> Data extract:
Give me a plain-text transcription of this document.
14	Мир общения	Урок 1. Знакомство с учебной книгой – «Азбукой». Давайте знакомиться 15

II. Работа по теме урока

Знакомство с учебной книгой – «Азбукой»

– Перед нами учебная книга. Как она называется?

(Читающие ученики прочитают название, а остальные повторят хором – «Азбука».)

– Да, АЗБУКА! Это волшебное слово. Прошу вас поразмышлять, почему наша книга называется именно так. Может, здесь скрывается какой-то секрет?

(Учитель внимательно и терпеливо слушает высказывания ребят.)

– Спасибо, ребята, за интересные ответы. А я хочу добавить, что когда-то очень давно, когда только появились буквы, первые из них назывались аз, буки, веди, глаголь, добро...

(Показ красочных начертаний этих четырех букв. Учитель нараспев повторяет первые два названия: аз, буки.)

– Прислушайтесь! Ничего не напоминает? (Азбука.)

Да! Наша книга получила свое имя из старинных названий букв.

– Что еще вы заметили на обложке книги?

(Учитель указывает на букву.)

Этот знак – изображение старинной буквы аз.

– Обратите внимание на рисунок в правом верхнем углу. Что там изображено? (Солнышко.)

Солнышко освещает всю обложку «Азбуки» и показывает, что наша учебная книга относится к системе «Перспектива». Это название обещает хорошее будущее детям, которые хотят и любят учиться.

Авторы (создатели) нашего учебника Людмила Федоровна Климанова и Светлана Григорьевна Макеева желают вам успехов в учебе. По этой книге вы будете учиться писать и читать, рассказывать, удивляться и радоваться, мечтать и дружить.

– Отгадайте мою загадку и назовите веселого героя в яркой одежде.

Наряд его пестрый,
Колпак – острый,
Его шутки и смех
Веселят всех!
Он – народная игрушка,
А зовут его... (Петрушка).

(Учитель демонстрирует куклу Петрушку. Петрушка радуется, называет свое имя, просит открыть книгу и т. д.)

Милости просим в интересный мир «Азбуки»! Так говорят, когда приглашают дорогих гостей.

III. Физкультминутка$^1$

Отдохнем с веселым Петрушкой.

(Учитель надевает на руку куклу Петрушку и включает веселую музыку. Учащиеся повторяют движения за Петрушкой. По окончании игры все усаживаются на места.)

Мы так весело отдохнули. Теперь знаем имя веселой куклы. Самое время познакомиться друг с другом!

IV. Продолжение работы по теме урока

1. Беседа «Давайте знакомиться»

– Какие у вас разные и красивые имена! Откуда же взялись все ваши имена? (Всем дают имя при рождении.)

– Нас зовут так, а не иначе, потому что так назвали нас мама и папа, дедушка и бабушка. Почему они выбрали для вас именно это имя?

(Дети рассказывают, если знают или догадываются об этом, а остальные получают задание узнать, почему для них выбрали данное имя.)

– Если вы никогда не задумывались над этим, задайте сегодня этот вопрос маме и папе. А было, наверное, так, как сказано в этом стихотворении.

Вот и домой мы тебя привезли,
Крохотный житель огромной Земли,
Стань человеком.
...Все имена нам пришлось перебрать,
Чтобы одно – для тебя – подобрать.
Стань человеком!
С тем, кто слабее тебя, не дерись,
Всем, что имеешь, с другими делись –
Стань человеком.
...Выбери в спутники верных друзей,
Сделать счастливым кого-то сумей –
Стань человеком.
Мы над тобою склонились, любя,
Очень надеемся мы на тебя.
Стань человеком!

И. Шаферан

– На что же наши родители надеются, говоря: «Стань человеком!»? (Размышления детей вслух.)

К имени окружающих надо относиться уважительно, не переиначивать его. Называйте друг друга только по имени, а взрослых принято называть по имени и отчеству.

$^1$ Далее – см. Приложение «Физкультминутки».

> Job: Copy every line of the listing where the word "тебя" appears.

> Output of the task:
Вот и домой мы тебя привезли,
Чтобы одно – для тебя – подобрать.
С тем, кто слабее тебя, не дерись,
Очень надеемся мы на тебя.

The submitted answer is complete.